>> start
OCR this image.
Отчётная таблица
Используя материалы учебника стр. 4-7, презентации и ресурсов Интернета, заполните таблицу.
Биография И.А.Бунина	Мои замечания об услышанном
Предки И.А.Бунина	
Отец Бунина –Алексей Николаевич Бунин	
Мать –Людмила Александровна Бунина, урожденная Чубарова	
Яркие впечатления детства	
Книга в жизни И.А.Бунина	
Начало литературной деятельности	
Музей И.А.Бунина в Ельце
>> end
>> start
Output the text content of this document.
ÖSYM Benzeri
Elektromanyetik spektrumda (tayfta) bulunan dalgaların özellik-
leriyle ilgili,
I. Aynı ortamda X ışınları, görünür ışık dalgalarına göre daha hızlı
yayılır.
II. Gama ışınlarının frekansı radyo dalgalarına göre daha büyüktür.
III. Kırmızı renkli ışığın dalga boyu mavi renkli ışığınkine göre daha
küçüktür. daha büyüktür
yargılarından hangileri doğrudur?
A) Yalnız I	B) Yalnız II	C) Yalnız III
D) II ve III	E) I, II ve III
>> end
*GOAL*. Report how many lines of the preceding records include "dalgalarına". Output the number only.

*EXPECTED ANSWER*. 2